● Instruction:
Quote the records that follow in full, leaving the pictures out.

● Dataset content:

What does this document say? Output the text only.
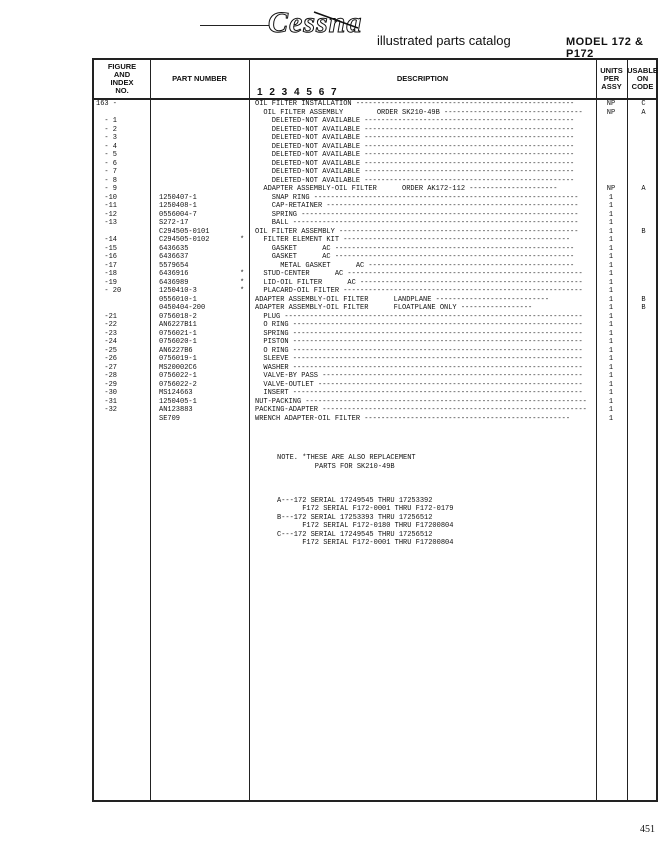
Cessna
illustrated parts catalog	MODEL 172 & P172
FIGURE
AND
INDEX
NO.
PART NUMBER	DESCRIPTION
UNITS
PER
ASSY
USABLE
ON
CODE
1 2 3 4 5 6 7
163 -	OIL FILTER INSTALLATION ----------------------------------------------------	NP	C
OIL FILTER ASSEMBLY        ORDER SK210-49B ---------------------------------	NP	A
- 1	DELETED-NOT AVAILABLE --------------------------------------------------
- 2	DELETED-NOT AVAILABLE --------------------------------------------------
- 3	DELETED-NOT AVAILABLE --------------------------------------------------
- 4	DELETED-NOT AVAILABLE --------------------------------------------------
- 5	DELETED-NOT AVAILABLE --------------------------------------------------
- 6	DELETED-NOT AVAILABLE --------------------------------------------------
- 7	DELETED-NOT AVAILABLE --------------------------------------------------
- 8	DELETED-NOT AVAILABLE --------------------------------------------------
- 9	ADAPTER ASSEMBLY-OIL FILTER      ORDER AK172-112 ---------------------	NP	A
-10	1250407-1	SNAP RING ---------------------------------------------------------------	1
-11	1250408-1	CAP-RETAINER ------------------------------------------------------------	1
-12	0556004-7	SPRING ------------------------------------------------------------------	1
-13	S272-17	BALL --------------------------------------------------------------------	1
C294505-0101	OIL FILTER ASSEMBLY ---------------------------------------------------------	1	B
-14	C294505-0102	* FILTER ELEMENT KIT ------------------------------------------------------	1
-15	6436635	GASKET      AC ---------------------------------------------------------	1
-16	6436637	GASKET      AC ---------------------------------------------------------	1
-17	5579654	METAL GASKET      AC -------------------------------------------------	1
-18	6436916	* STUD-CENTER      AC --------------------------------------------------------	1
-19	6436989	* LID-OIL FILTER      AC -----------------------------------------------------	1
- 20	1250410-3	* PLACARD-OIL FILTER ---------------------------------------------------------	1
0556010-1	ADAPTER ASSEMBLY-OIL FILTER      LANDPLANE ---------------------------	1	B
0450404-200	ADAPTER ASSEMBLY-OIL FILTER      FLOATPLANE ONLY -----------------	1	B
-21	0756018-2	PLUG -----------------------------------------------------------------------	1
-22	AN6227B11	O RING ---------------------------------------------------------------------	1
-23	0756021-1	SPRING ---------------------------------------------------------------------	1
-24	0756020-1	PISTON ---------------------------------------------------------------------	1
-25	AN6227B6	O RING ---------------------------------------------------------------------	1
-26	0756019-1	SLEEVE ---------------------------------------------------------------------	1
-27	MS20002C6	WASHER ---------------------------------------------------------------------	1
-28	0756022-1	VALVE-BY PASS --------------------------------------------------------------	1
-29	0756022-2	VALVE-OUTLET ---------------------------------------------------------------	1
-30	MS124663	INSERT ---------------------------------------------------------------------	1
-31	1250405-1	NUT-PACKING -------------------------------------------------------------------	1
-32	AN123883	PACKING-ADAPTER ---------------------------------------------------------------	1
SE709	WRENCH ADAPTER-OIL FILTER -------------------------------------------------	1
NOTE. *THESE ARE ALSO REPLACEMENT
PARTS FOR SK210-49B
A---172 SERIAL 17249545 THRU 17253392
F172 SERIAL F172-0001 THRU F172-0179
B---172 SERIAL 17253393 THRU 17256512
F172 SERIAL F172-0180 THRU F17200804
C---172 SERIAL 17249545 THRU 17256512
F172 SERIAL F172-0001 THRU F17200804
451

● In response:
What does this document say? Output the text only.
Cessna
illustrated parts catalog	MODEL 172 & P172
FIGURE
AND
INDEX
NO.
PART NUMBER	DESCRIPTION
UNITS
PER
ASSY
USABLE
ON
CODE
1 2 3 4 5 6 7
163 -	OIL FILTER INSTALLATION ----------------------------------------------------	NP	C
OIL FILTER ASSEMBLY        ORDER SK210-49B ---------------------------------	NP	A
- 1	DELETED-NOT AVAILABLE --------------------------------------------------
- 2	DELETED-NOT AVAILABLE --------------------------------------------------
- 3	DELETED-NOT AVAILABLE --------------------------------------------------
- 4	DELETED-NOT AVAILABLE --------------------------------------------------
- 5	DELETED-NOT AVAILABLE --------------------------------------------------
- 6	DELETED-NOT AVAILABLE --------------------------------------------------
- 7	DELETED-NOT AVAILABLE --------------------------------------------------
- 8	DELETED-NOT AVAILABLE --------------------------------------------------
- 9	ADAPTER ASSEMBLY-OIL FILTER      ORDER AK172-112 ---------------------	NP	A
-10	1250407-1	SNAP RING ---------------------------------------------------------------	1
-11	1250408-1	CAP-RETAINER ------------------------------------------------------------	1
-12	0556004-7	SPRING ------------------------------------------------------------------	1
-13	S272-17	BALL --------------------------------------------------------------------	1
C294505-0101	OIL FILTER ASSEMBLY ---------------------------------------------------------	1	B
-14	C294505-0102	* FILTER ELEMENT KIT ------------------------------------------------------	1
-15	6436635	GASKET      AC ---------------------------------------------------------	1
-16	6436637	GASKET      AC ---------------------------------------------------------	1
-17	5579654	METAL GASKET      AC -------------------------------------------------	1
-18	6436916	* STUD-CENTER      AC --------------------------------------------------------	1
-19	6436989	* LID-OIL FILTER      AC -----------------------------------------------------	1
- 20	1250410-3	* PLACARD-OIL FILTER ---------------------------------------------------------	1
0556010-1	ADAPTER ASSEMBLY-OIL FILTER      LANDPLANE ---------------------------	1	B
0450404-200	ADAPTER ASSEMBLY-OIL FILTER      FLOATPLANE ONLY -----------------	1	B
-21	0756018-2	PLUG -----------------------------------------------------------------------	1
-22	AN6227B11	O RING ---------------------------------------------------------------------	1
-23	0756021-1	SPRING ---------------------------------------------------------------------	1
-24	0756020-1	PISTON ---------------------------------------------------------------------	1
-25	AN6227B6	O RING ---------------------------------------------------------------------	1
-26	0756019-1	SLEEVE ---------------------------------------------------------------------	1
-27	MS20002C6	WASHER ---------------------------------------------------------------------	1
-28	0756022-1	VALVE-BY PASS --------------------------------------------------------------	1
-29	0756022-2	VALVE-OUTLET ---------------------------------------------------------------	1
-30	MS124663	INSERT ---------------------------------------------------------------------	1
-31	1250405-1	NUT-PACKING -------------------------------------------------------------------	1
-32	AN123883	PACKING-ADAPTER ---------------------------------------------------------------	1
SE709	WRENCH ADAPTER-OIL FILTER -------------------------------------------------	1
NOTE. *THESE ARE ALSO REPLACEMENT
PARTS FOR SK210-49B
A---172 SERIAL 17249545 THRU 17253392
F172 SERIAL F172-0001 THRU F172-0179
B---172 SERIAL 17253393 THRU 17256512
F172 SERIAL F172-0180 THRU F17200804
C---172 SERIAL 17249545 THRU 17256512
F172 SERIAL F172-0001 THRU F17200804
451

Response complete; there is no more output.